(Records in a dataset)
++++++
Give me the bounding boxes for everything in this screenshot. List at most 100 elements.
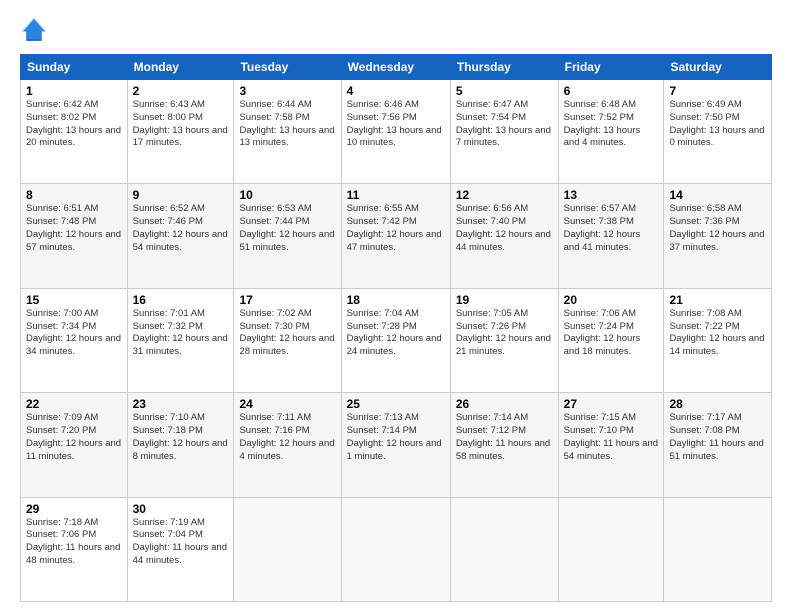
day-cell-13: 13 Sunrise: 6:57 AM Sunset: 7:38 PM Dayl… [558,184,664,288]
header [20,16,772,44]
day-cell-14: 14 Sunrise: 6:58 AM Sunset: 7:36 PM Dayl… [664,184,772,288]
daylight-hours: Daylight: 13 hours and 7 minutes. [456,125,551,149]
sunset-time: Sunset: 7:48 PM [26,216,96,227]
col-wednesday: Wednesday [341,55,450,80]
day-cell-18: 18 Sunrise: 7:04 AM Sunset: 7:28 PM Dayl… [341,288,450,392]
sunset-time: Sunset: 7:44 PM [239,216,309,227]
daylight-hours: Daylight: 13 hours and 4 minutes. [564,125,641,149]
day-cell-25: 25 Sunrise: 7:13 AM Sunset: 7:14 PM Dayl… [341,393,450,497]
day-cell-10: 10 Sunrise: 6:53 AM Sunset: 7:44 PM Dayl… [234,184,341,288]
day-info: Sunrise: 7:14 AM Sunset: 7:12 PM Dayligh… [456,412,553,463]
sunset-time: Sunset: 7:56 PM [347,112,417,123]
sunrise-time: Sunrise: 7:17 AM [669,412,741,423]
day-number: 27 [564,397,659,411]
sunset-time: Sunset: 7:18 PM [133,425,203,436]
sunset-time: Sunset: 8:00 PM [133,112,203,123]
daylight-hours: Daylight: 12 hours and 11 minutes. [26,438,121,462]
day-cell-7: 7 Sunrise: 6:49 AM Sunset: 7:50 PM Dayli… [664,80,772,184]
day-number: 17 [239,293,335,307]
sunrise-time: Sunrise: 7:11 AM [239,412,311,423]
sunset-time: Sunset: 7:06 PM [26,529,96,540]
sunrise-time: Sunrise: 6:44 AM [239,99,311,110]
sunrise-time: Sunrise: 7:13 AM [347,412,419,423]
day-cell-22: 22 Sunrise: 7:09 AM Sunset: 7:20 PM Dayl… [21,393,128,497]
sunrise-time: Sunrise: 7:09 AM [26,412,98,423]
day-number: 1 [26,84,122,98]
day-info: Sunrise: 7:04 AM Sunset: 7:28 PM Dayligh… [347,308,445,359]
day-info: Sunrise: 6:46 AM Sunset: 7:56 PM Dayligh… [347,99,445,150]
day-info: Sunrise: 7:18 AM Sunset: 7:06 PM Dayligh… [26,517,122,568]
daylight-hours: Daylight: 12 hours and 4 minutes. [239,438,334,462]
sunset-time: Sunset: 7:16 PM [239,425,309,436]
sunset-time: Sunset: 7:26 PM [456,321,526,332]
day-cell-2: 2 Sunrise: 6:43 AM Sunset: 8:00 PM Dayli… [127,80,234,184]
day-number: 25 [347,397,445,411]
calendar-week-1: 1 Sunrise: 6:42 AM Sunset: 8:02 PM Dayli… [21,80,772,184]
daylight-hours: Daylight: 12 hours and 44 minutes. [456,229,551,253]
sunset-time: Sunset: 7:32 PM [133,321,203,332]
day-cell-1: 1 Sunrise: 6:42 AM Sunset: 8:02 PM Dayli… [21,80,128,184]
daylight-hours: Daylight: 12 hours and 21 minutes. [456,333,551,357]
day-cell-23: 23 Sunrise: 7:10 AM Sunset: 7:18 PM Dayl… [127,393,234,497]
sunrise-time: Sunrise: 7:04 AM [347,308,419,319]
header-row: Sunday Monday Tuesday Wednesday Thursday… [21,55,772,80]
sunset-time: Sunset: 7:40 PM [456,216,526,227]
daylight-hours: Daylight: 13 hours and 0 minutes. [669,125,764,149]
day-info: Sunrise: 7:11 AM Sunset: 7:16 PM Dayligh… [239,412,335,463]
sunrise-time: Sunrise: 7:10 AM [133,412,205,423]
empty-cell [234,497,341,601]
daylight-hours: Daylight: 12 hours and 14 minutes. [669,333,764,357]
day-number: 8 [26,188,122,202]
sunset-time: Sunset: 7:28 PM [347,321,417,332]
daylight-hours: Daylight: 11 hours and 48 minutes. [26,542,120,566]
day-number: 10 [239,188,335,202]
day-number: 4 [347,84,445,98]
sunrise-time: Sunrise: 6:43 AM [133,99,205,110]
sunset-time: Sunset: 7:10 PM [564,425,634,436]
day-info: Sunrise: 7:08 AM Sunset: 7:22 PM Dayligh… [669,308,766,359]
sunset-time: Sunset: 7:24 PM [564,321,634,332]
daylight-hours: Daylight: 12 hours and 34 minutes. [26,333,121,357]
daylight-hours: Daylight: 12 hours and 24 minutes. [347,333,442,357]
day-number: 23 [133,397,229,411]
daylight-hours: Daylight: 12 hours and 54 minutes. [133,229,228,253]
day-info: Sunrise: 6:57 AM Sunset: 7:38 PM Dayligh… [564,203,659,254]
day-number: 5 [456,84,553,98]
day-cell-29: 29 Sunrise: 7:18 AM Sunset: 7:06 PM Dayl… [21,497,128,601]
sunrise-time: Sunrise: 7:19 AM [133,517,205,528]
day-number: 24 [239,397,335,411]
day-info: Sunrise: 6:44 AM Sunset: 7:58 PM Dayligh… [239,99,335,150]
day-cell-26: 26 Sunrise: 7:14 AM Sunset: 7:12 PM Dayl… [450,393,558,497]
calendar-week-5: 29 Sunrise: 7:18 AM Sunset: 7:06 PM Dayl… [21,497,772,601]
sunrise-time: Sunrise: 6:58 AM [669,203,741,214]
day-cell-5: 5 Sunrise: 6:47 AM Sunset: 7:54 PM Dayli… [450,80,558,184]
day-cell-28: 28 Sunrise: 7:17 AM Sunset: 7:08 PM Dayl… [664,393,772,497]
sunrise-time: Sunrise: 7:05 AM [456,308,528,319]
day-info: Sunrise: 6:58 AM Sunset: 7:36 PM Dayligh… [669,203,766,254]
day-cell-20: 20 Sunrise: 7:06 AM Sunset: 7:24 PM Dayl… [558,288,664,392]
daylight-hours: Daylight: 12 hours and 8 minutes. [133,438,228,462]
day-cell-12: 12 Sunrise: 6:56 AM Sunset: 7:40 PM Dayl… [450,184,558,288]
sunset-time: Sunset: 7:20 PM [26,425,96,436]
daylight-hours: Daylight: 12 hours and 1 minute. [347,438,442,462]
day-info: Sunrise: 7:17 AM Sunset: 7:08 PM Dayligh… [669,412,766,463]
daylight-hours: Daylight: 12 hours and 37 minutes. [669,229,764,253]
daylight-hours: Daylight: 12 hours and 47 minutes. [347,229,442,253]
day-info: Sunrise: 6:56 AM Sunset: 7:40 PM Dayligh… [456,203,553,254]
daylight-hours: Daylight: 11 hours and 44 minutes. [133,542,227,566]
sunrise-time: Sunrise: 7:18 AM [26,517,98,528]
sunset-time: Sunset: 7:34 PM [26,321,96,332]
daylight-hours: Daylight: 12 hours and 41 minutes. [564,229,641,253]
sunrise-time: Sunrise: 6:57 AM [564,203,636,214]
daylight-hours: Daylight: 11 hours and 51 minutes. [669,438,763,462]
sunset-time: Sunset: 7:54 PM [456,112,526,123]
day-number: 2 [133,84,229,98]
day-cell-6: 6 Sunrise: 6:48 AM Sunset: 7:52 PM Dayli… [558,80,664,184]
sunset-time: Sunset: 7:22 PM [669,321,739,332]
daylight-hours: Daylight: 12 hours and 31 minutes. [133,333,228,357]
day-number: 16 [133,293,229,307]
sunrise-time: Sunrise: 7:02 AM [239,308,311,319]
day-info: Sunrise: 6:48 AM Sunset: 7:52 PM Dayligh… [564,99,659,150]
day-info: Sunrise: 7:10 AM Sunset: 7:18 PM Dayligh… [133,412,229,463]
day-number: 7 [669,84,766,98]
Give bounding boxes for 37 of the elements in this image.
++++++
**WORK REQUIRED:** Revise all the records by changing every "daylight-hours" to "day-length" and keeping everything else the same. Leave the pictures out of your answer.

**WRITTEN RESPONSE:**
Give me the bounding boxes for everything in this screenshot. List at most 100 elements.
day-cell-13: 13 Sunrise: 6:57 AM Sunset: 7:38 PM Dayl… [558,184,664,288]
header [20,16,772,44]
day-cell-14: 14 Sunrise: 6:58 AM Sunset: 7:36 PM Dayl… [664,184,772,288]
day-length: Daylight: 13 hours and 7 minutes. [456,125,551,149]
sunset-time: Sunset: 7:48 PM [26,216,96,227]
col-wednesday: Wednesday [341,55,450,80]
day-cell-18: 18 Sunrise: 7:04 AM Sunset: 7:28 PM Dayl… [341,288,450,392]
sunset-time: Sunset: 7:44 PM [239,216,309,227]
day-length: Daylight: 13 hours and 4 minutes. [564,125,641,149]
day-cell-25: 25 Sunrise: 7:13 AM Sunset: 7:14 PM Dayl… [341,393,450,497]
day-cell-10: 10 Sunrise: 6:53 AM Sunset: 7:44 PM Dayl… [234,184,341,288]
day-info: Sunrise: 7:14 AM Sunset: 7:12 PM Dayligh… [456,412,553,463]
sunset-time: Sunset: 7:56 PM [347,112,417,123]
sunrise-time: Sunrise: 7:17 AM [669,412,741,423]
day-number: 27 [564,397,659,411]
sunset-time: Sunset: 7:18 PM [133,425,203,436]
sunset-time: Sunset: 8:00 PM [133,112,203,123]
day-length: Daylight: 12 hours and 11 minutes. [26,438,121,462]
day-cell-7: 7 Sunrise: 6:49 AM Sunset: 7:50 PM Dayli… [664,80,772,184]
day-number: 17 [239,293,335,307]
sunrise-time: Sunrise: 7:11 AM [239,412,311,423]
sunset-time: Sunset: 7:06 PM [26,529,96,540]
sunrise-time: Sunrise: 6:44 AM [239,99,311,110]
sunrise-time: Sunrise: 7:13 AM [347,412,419,423]
day-cell-22: 22 Sunrise: 7:09 AM Sunset: 7:20 PM Dayl… [21,393,128,497]
sunrise-time: Sunrise: 7:09 AM [26,412,98,423]
day-number: 1 [26,84,122,98]
day-info: Sunrise: 7:04 AM Sunset: 7:28 PM Dayligh… [347,308,445,359]
day-info: Sunrise: 6:46 AM Sunset: 7:56 PM Dayligh… [347,99,445,150]
day-info: Sunrise: 7:18 AM Sunset: 7:06 PM Dayligh… [26,517,122,568]
day-length: Daylight: 12 hours and 4 minutes. [239,438,334,462]
sunset-time: Sunset: 7:16 PM [239,425,309,436]
sunset-time: Sunset: 7:26 PM [456,321,526,332]
day-cell-2: 2 Sunrise: 6:43 AM Sunset: 8:00 PM Dayli… [127,80,234,184]
day-number: 25 [347,397,445,411]
calendar-week-1: 1 Sunrise: 6:42 AM Sunset: 8:02 PM Dayli… [21,80,772,184]
day-length: Daylight: 12 hours and 44 minutes. [456,229,551,253]
sunset-time: Sunset: 7:32 PM [133,321,203,332]
day-cell-1: 1 Sunrise: 6:42 AM Sunset: 8:02 PM Dayli… [21,80,128,184]
day-length: Daylight: 12 hours and 21 minutes. [456,333,551,357]
day-cell-23: 23 Sunrise: 7:10 AM Sunset: 7:18 PM Dayl… [127,393,234,497]
sunrise-time: Sunrise: 7:04 AM [347,308,419,319]
header-row: Sunday Monday Tuesday Wednesday Thursday… [21,55,772,80]
sunset-time: Sunset: 7:40 PM [456,216,526,227]
day-length: Daylight: 13 hours and 0 minutes. [669,125,764,149]
day-info: Sunrise: 7:11 AM Sunset: 7:16 PM Dayligh… [239,412,335,463]
sunrise-time: Sunrise: 7:10 AM [133,412,205,423]
empty-cell [234,497,341,601]
day-length: Daylight: 12 hours and 14 minutes. [669,333,764,357]
day-number: 8 [26,188,122,202]
sunset-time: Sunset: 7:28 PM [347,321,417,332]
day-length: Daylight: 11 hours and 48 minutes. [26,542,120,566]
day-number: 10 [239,188,335,202]
day-number: 4 [347,84,445,98]
sunrise-time: Sunrise: 6:43 AM [133,99,205,110]
sunset-time: Sunset: 7:10 PM [564,425,634,436]
day-info: Sunrise: 7:08 AM Sunset: 7:22 PM Dayligh… [669,308,766,359]
sunset-time: Sunset: 7:24 PM [564,321,634,332]
day-length: Daylight: 12 hours and 34 minutes. [26,333,121,357]
day-length: Daylight: 12 hours and 24 minutes. [347,333,442,357]
day-number: 23 [133,397,229,411]
day-length: Daylight: 12 hours and 54 minutes. [133,229,228,253]
day-info: Sunrise: 6:57 AM Sunset: 7:38 PM Dayligh… [564,203,659,254]
day-number: 5 [456,84,553,98]
day-cell-29: 29 Sunrise: 7:18 AM Sunset: 7:06 PM Dayl… [21,497,128,601]
sunrise-time: Sunrise: 7:19 AM [133,517,205,528]
day-number: 24 [239,397,335,411]
day-info: Sunrise: 6:44 AM Sunset: 7:58 PM Dayligh… [239,99,335,150]
day-cell-26: 26 Sunrise: 7:14 AM Sunset: 7:12 PM Dayl… [450,393,558,497]
calendar-week-5: 29 Sunrise: 7:18 AM Sunset: 7:06 PM Dayl… [21,497,772,601]
sunrise-time: Sunrise: 6:58 AM [669,203,741,214]
day-cell-5: 5 Sunrise: 6:47 AM Sunset: 7:54 PM Dayli… [450,80,558,184]
day-cell-28: 28 Sunrise: 7:17 AM Sunset: 7:08 PM Dayl… [664,393,772,497]
sunrise-time: Sunrise: 7:05 AM [456,308,528,319]
day-info: Sunrise: 6:58 AM Sunset: 7:36 PM Dayligh… [669,203,766,254]
day-cell-20: 20 Sunrise: 7:06 AM Sunset: 7:24 PM Dayl… [558,288,664,392]
day-length: Daylight: 12 hours and 8 minutes. [133,438,228,462]
day-cell-12: 12 Sunrise: 6:56 AM Sunset: 7:40 PM Dayl… [450,184,558,288]
sunset-time: Sunset: 7:20 PM [26,425,96,436]
day-length: Daylight: 12 hours and 1 minute. [347,438,442,462]
day-info: Sunrise: 7:17 AM Sunset: 7:08 PM Dayligh… [669,412,766,463]
day-length: Daylight: 12 hours and 37 minutes. [669,229,764,253]
day-length: Daylight: 12 hours and 47 minutes. [347,229,442,253]
day-info: Sunrise: 6:56 AM Sunset: 7:40 PM Dayligh… [456,203,553,254]
day-length: Daylight: 11 hours and 44 minutes. [133,542,227,566]
sunrise-time: Sunrise: 7:18 AM [26,517,98,528]
sunset-time: Sunset: 7:34 PM [26,321,96,332]
day-length: Daylight: 12 hours and 41 minutes. [564,229,641,253]
sunrise-time: Sunrise: 6:57 AM [564,203,636,214]
day-length: Daylight: 11 hours and 51 minutes. [669,438,763,462]
sunset-time: Sunset: 7:54 PM [456,112,526,123]
day-number: 2 [133,84,229,98]
day-cell-6: 6 Sunrise: 6:48 AM Sunset: 7:52 PM Dayli… [558,80,664,184]
sunset-time: Sunset: 7:22 PM [669,321,739,332]
day-length: Daylight: 12 hours and 31 minutes. [133,333,228,357]
day-number: 16 [133,293,229,307]
sunrise-time: Sunrise: 7:02 AM [239,308,311,319]
day-info: Sunrise: 6:48 AM Sunset: 7:52 PM Dayligh… [564,99,659,150]
day-info: Sunrise: 7:10 AM Sunset: 7:18 PM Dayligh… [133,412,229,463]
day-number: 7 [669,84,766,98]
Give bounding boxes for 37 of the elements in this image.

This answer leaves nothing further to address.